- **What you should do**:
For this exercise, copy out each line of the material below that includes "name".

- **Data for the task**:
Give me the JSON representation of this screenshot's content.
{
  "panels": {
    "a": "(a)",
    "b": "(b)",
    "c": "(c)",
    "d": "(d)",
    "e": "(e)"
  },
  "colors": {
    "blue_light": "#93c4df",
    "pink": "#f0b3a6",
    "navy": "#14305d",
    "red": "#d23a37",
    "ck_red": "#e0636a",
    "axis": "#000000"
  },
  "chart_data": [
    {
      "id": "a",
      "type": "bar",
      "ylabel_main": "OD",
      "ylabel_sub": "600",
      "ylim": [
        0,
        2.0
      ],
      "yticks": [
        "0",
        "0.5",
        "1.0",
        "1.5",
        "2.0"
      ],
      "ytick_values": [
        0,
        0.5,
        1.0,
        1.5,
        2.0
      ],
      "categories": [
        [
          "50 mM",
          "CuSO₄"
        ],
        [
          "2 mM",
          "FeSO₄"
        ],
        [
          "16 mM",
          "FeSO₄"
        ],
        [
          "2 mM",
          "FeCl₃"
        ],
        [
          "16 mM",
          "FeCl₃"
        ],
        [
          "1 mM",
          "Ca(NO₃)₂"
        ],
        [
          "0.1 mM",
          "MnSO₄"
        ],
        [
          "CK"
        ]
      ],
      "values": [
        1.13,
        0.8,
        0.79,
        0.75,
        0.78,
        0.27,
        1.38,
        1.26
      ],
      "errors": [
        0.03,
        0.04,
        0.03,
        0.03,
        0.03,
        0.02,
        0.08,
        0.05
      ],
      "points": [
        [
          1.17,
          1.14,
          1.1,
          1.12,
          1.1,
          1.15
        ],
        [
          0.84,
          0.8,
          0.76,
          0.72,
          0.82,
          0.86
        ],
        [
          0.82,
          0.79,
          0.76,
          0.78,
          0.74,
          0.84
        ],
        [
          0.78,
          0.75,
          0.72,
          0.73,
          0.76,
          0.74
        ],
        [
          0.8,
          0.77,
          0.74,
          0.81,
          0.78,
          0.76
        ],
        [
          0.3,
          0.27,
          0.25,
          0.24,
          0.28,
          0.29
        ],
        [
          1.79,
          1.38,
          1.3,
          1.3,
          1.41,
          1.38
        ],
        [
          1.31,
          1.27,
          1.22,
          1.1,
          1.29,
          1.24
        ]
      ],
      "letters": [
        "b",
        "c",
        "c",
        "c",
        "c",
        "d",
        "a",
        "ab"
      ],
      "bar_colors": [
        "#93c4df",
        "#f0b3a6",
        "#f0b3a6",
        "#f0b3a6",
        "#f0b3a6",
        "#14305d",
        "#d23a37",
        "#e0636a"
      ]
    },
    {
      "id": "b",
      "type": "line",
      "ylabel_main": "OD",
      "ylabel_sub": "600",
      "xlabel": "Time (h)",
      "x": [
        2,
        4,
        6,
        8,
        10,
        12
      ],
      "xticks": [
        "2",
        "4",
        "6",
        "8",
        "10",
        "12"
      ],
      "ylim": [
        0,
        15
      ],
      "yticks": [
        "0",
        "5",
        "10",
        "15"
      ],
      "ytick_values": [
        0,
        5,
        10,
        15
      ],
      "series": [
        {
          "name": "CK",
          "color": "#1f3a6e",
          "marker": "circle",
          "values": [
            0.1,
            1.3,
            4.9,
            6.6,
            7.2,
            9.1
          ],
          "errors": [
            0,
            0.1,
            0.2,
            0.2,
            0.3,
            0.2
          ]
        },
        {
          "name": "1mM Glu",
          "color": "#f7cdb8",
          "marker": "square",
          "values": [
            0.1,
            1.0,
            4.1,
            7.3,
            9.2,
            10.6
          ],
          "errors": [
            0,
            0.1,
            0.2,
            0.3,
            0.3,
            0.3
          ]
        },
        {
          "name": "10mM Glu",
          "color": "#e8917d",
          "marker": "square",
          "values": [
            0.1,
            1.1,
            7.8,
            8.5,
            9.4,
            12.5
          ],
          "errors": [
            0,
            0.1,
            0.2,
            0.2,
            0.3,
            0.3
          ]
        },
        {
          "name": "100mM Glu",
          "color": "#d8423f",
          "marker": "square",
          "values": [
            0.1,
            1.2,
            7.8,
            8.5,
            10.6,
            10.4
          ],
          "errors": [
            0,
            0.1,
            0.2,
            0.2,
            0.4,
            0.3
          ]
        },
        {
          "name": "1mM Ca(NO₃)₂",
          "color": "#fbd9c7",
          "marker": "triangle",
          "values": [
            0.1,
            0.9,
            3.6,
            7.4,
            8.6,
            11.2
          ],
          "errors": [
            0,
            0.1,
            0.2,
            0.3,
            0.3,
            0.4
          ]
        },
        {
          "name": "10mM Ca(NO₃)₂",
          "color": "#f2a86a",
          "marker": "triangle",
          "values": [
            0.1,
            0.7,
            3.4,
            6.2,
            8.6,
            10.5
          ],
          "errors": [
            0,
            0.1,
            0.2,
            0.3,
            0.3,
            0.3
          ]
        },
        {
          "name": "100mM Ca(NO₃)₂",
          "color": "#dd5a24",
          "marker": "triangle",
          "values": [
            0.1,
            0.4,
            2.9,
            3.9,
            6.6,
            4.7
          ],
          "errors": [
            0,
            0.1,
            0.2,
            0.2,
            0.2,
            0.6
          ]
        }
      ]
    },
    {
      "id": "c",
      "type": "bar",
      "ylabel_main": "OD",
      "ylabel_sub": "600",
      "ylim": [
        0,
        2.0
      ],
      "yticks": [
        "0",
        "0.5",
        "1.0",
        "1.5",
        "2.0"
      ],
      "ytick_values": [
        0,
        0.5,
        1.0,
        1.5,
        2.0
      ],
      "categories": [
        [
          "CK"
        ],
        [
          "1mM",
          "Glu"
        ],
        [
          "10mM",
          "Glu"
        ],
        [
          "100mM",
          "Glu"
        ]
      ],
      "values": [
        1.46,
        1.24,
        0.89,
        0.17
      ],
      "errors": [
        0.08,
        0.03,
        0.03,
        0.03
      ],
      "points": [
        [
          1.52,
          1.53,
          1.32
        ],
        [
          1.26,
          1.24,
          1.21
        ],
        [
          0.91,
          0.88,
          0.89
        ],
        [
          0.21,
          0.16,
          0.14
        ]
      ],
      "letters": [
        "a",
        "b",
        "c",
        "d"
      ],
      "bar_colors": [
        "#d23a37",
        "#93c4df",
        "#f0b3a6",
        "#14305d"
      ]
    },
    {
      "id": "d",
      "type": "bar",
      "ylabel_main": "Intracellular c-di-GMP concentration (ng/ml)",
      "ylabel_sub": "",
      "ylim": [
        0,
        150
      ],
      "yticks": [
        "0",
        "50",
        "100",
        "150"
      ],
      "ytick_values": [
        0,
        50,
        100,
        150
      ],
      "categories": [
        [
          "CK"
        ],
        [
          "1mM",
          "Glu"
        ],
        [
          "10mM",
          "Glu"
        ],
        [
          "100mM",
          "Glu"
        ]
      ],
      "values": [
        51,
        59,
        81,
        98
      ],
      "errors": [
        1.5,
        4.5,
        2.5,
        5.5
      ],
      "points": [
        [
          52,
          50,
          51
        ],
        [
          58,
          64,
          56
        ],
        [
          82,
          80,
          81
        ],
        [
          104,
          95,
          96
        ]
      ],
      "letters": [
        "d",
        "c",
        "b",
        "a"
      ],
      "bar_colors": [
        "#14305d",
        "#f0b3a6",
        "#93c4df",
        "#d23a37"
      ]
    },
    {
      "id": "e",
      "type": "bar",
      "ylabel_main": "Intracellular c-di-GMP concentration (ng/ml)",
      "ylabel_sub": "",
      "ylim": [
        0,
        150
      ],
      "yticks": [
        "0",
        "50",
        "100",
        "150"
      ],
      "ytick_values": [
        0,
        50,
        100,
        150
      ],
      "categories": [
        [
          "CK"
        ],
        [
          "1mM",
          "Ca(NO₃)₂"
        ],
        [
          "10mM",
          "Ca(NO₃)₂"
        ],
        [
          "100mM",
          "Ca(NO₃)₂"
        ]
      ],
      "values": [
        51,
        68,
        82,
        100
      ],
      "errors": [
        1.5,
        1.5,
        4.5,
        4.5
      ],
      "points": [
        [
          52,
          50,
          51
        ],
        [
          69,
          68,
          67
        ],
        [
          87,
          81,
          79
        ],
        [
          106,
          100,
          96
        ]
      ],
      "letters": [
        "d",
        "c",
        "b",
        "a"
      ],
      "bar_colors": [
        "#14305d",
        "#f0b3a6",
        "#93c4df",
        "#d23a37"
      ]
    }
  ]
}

- **Solution for this task**:
          "name": "CK",
          "name": "1mM Glu",
          "name": "10mM Glu",
          "name": "100mM Glu",
          "name": "1mM Ca(NO₃)₂",
          "name": "10mM Ca(NO₃)₂",
          "name": "100mM Ca(NO₃)₂",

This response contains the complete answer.